▶ [SHORT PROBLEM] Which lines below hold the word "title"? Copy all of them.

▶ [EXCERPTED RECORDS]
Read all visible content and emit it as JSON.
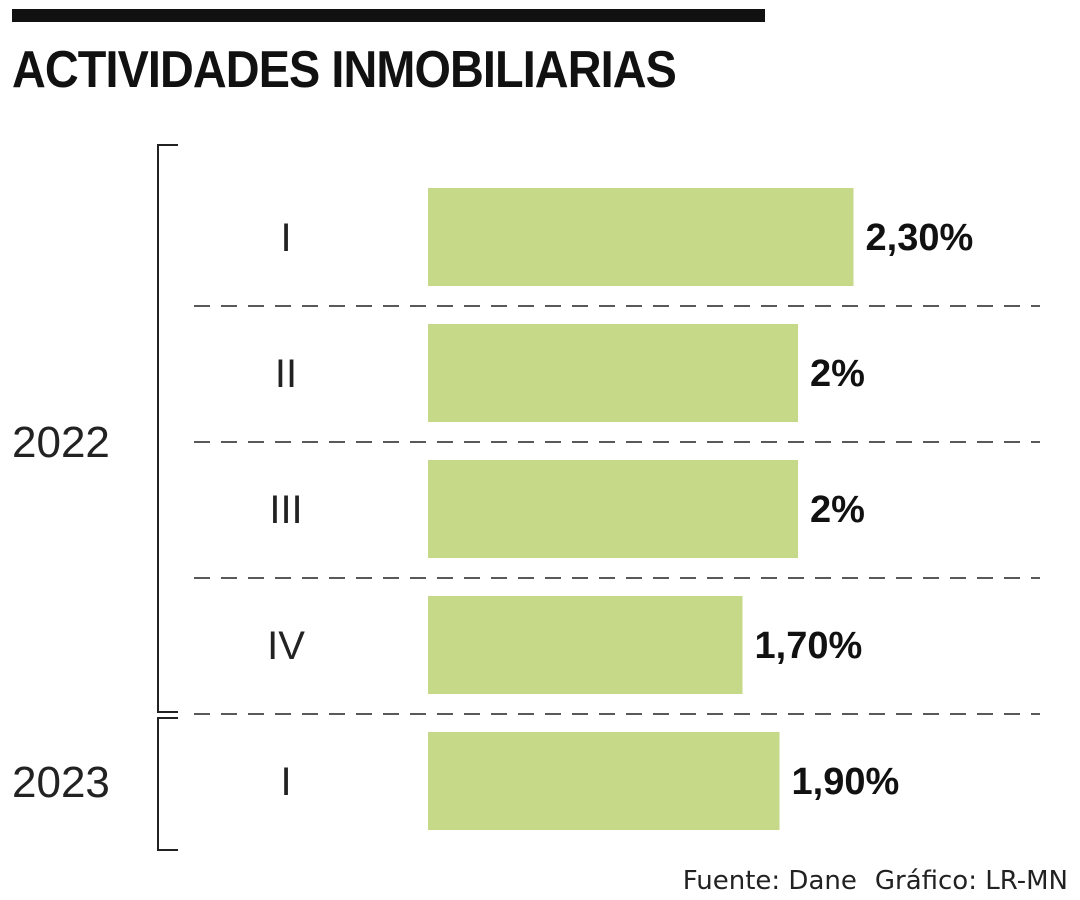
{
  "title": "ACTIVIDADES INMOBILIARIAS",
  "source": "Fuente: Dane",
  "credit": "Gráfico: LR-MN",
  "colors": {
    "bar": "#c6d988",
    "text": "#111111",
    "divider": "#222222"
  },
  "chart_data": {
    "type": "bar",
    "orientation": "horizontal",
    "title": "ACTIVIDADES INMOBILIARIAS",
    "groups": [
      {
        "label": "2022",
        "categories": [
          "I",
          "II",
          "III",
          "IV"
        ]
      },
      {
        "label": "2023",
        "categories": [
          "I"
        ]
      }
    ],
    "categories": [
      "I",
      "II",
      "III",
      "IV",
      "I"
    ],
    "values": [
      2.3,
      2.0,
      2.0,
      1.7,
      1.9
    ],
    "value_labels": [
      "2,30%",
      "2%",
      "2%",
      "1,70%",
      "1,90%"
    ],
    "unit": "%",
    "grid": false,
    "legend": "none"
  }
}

▶ [SOLUTION TO THE PROBLEM]
  "title": "ACTIVIDADES INMOBILIARIAS",
    "title": "ACTIVIDADES INMOBILIARIAS",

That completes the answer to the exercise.